━━━ Records for the task ━━━

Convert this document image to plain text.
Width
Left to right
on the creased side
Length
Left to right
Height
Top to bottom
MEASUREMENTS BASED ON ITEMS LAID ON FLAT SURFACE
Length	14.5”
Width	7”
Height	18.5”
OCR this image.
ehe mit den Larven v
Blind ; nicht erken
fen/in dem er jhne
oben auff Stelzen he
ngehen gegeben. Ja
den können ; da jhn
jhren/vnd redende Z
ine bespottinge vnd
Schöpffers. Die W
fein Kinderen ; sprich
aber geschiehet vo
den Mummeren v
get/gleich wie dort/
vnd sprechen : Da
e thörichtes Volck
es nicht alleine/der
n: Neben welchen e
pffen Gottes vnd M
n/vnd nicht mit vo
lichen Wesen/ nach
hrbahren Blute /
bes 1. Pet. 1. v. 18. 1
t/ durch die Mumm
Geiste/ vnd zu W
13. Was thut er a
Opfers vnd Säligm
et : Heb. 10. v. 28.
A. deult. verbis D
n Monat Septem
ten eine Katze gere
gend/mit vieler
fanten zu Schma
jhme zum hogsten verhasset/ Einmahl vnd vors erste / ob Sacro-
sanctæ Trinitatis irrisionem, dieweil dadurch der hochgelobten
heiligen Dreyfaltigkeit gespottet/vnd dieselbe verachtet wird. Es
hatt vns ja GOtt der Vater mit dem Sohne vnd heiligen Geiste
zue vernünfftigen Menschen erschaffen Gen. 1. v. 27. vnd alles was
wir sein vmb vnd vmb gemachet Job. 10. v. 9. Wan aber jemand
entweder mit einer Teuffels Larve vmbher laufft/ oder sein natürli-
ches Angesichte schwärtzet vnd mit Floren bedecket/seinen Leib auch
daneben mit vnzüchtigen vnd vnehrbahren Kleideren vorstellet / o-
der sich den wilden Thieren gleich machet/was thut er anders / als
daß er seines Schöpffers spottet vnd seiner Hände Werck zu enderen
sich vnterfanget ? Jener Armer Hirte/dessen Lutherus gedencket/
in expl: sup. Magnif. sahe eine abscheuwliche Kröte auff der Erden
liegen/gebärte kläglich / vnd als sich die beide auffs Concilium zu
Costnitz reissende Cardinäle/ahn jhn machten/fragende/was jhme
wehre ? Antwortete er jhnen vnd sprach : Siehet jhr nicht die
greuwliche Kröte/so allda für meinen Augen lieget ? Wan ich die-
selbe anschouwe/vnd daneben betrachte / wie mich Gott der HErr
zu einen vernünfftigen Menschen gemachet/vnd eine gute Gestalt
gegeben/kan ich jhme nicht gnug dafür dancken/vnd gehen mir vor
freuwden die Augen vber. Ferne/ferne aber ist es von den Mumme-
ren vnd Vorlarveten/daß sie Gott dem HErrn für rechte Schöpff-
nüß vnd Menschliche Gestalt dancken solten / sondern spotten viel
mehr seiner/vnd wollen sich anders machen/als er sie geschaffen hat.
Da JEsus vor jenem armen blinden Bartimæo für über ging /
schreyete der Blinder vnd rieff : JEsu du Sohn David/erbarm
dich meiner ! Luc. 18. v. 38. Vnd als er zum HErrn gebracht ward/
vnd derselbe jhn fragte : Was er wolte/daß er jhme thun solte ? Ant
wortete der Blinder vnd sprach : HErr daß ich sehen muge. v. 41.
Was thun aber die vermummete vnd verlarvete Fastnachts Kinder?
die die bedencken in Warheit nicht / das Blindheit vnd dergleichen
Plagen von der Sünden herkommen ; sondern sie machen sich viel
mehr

━━━

Goal of the exercise: The answer must consist solely of the number of lines in the entries that contain the word "thun".

Solution to the problem: 2